Saved data entries:

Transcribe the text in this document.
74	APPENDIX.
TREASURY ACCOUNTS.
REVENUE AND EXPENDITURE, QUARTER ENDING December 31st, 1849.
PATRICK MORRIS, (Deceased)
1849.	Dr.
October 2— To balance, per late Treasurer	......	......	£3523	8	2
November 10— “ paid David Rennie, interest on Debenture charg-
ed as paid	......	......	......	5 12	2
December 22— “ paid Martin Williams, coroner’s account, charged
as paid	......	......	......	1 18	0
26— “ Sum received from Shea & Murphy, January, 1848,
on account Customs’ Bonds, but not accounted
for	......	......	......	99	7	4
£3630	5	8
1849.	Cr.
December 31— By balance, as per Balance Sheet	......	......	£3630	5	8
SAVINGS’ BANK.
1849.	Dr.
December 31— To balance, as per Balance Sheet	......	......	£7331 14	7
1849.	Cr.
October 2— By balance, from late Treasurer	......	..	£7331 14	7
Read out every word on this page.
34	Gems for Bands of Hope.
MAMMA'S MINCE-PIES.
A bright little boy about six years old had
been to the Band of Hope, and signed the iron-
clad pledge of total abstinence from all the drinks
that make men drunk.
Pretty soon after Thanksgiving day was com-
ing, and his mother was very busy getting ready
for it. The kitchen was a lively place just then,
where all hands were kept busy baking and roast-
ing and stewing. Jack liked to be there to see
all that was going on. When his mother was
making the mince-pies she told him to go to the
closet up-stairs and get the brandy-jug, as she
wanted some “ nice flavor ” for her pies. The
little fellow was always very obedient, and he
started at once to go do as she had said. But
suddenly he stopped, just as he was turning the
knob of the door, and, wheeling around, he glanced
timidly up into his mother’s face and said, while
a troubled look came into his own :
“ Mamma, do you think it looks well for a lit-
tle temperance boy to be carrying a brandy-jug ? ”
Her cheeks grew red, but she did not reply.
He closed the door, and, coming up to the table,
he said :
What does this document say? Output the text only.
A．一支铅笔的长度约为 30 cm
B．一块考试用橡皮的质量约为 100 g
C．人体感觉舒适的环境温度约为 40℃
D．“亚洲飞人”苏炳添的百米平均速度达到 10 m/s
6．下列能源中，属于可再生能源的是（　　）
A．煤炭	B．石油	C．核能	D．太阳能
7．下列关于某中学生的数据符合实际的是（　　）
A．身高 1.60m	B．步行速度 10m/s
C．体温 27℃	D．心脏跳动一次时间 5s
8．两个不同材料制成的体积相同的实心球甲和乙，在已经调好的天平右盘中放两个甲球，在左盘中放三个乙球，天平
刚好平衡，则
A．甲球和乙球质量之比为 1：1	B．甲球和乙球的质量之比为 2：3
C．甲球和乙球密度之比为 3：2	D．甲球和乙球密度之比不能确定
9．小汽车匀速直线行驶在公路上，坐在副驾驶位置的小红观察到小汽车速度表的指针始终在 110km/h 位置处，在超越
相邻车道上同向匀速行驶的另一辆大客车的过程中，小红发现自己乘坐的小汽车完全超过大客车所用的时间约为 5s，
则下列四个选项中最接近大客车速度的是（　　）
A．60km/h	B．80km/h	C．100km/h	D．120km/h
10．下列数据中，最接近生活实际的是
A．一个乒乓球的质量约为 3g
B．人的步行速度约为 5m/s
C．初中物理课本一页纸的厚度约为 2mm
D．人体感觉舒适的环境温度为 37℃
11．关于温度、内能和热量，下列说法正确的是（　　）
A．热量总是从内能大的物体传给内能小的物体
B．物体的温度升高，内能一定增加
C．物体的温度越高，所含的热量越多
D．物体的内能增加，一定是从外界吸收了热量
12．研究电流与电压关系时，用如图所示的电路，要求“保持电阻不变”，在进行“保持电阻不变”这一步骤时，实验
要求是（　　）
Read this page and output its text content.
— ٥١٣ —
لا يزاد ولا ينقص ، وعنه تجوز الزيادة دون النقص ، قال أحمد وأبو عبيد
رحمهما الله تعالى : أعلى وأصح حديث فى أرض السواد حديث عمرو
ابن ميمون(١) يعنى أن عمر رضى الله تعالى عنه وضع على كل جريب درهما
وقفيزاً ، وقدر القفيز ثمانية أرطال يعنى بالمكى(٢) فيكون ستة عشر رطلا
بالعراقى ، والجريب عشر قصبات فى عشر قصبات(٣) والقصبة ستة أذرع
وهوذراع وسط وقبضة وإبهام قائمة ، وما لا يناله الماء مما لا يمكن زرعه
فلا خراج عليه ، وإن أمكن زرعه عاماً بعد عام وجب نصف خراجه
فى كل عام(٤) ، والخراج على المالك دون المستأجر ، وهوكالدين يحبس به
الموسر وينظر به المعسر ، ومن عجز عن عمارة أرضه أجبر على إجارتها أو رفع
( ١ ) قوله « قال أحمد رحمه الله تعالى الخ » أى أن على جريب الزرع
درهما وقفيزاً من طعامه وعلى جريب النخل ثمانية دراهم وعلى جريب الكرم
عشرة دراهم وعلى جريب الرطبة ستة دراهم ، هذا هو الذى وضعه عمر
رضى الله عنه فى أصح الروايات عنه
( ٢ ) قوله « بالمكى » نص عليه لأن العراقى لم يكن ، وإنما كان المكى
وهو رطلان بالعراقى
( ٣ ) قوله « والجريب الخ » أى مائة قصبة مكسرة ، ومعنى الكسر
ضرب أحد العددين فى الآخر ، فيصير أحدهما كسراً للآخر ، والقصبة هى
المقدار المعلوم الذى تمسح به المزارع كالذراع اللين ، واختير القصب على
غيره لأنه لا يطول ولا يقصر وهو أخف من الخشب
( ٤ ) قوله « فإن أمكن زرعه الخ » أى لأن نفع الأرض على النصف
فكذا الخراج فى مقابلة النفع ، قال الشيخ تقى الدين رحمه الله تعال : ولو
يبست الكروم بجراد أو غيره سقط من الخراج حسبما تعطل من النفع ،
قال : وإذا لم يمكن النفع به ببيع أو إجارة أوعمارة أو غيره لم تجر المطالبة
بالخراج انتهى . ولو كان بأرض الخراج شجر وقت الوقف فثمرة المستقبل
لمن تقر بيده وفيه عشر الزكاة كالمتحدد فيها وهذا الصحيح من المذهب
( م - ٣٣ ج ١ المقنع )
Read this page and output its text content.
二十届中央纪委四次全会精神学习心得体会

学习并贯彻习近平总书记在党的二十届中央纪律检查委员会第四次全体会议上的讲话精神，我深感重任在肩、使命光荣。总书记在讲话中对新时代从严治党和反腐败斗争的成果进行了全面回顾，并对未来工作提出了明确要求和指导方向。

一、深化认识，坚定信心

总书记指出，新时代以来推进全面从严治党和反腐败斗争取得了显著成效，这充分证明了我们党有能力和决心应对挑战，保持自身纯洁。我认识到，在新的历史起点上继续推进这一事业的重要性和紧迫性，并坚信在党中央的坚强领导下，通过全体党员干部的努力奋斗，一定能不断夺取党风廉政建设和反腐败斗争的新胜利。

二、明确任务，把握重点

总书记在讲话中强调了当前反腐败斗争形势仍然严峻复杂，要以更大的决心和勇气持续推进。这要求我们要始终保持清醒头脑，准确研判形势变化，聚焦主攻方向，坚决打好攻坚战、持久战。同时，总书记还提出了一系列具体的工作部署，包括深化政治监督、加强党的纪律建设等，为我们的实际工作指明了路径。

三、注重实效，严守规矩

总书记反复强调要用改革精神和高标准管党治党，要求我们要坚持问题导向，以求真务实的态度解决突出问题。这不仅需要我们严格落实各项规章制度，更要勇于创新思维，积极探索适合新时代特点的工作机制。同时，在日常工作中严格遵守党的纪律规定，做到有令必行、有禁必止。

### Written exercise
Count every line in the entries above where the word "يمكن" appears; respond with the number alone.

### Complete response
2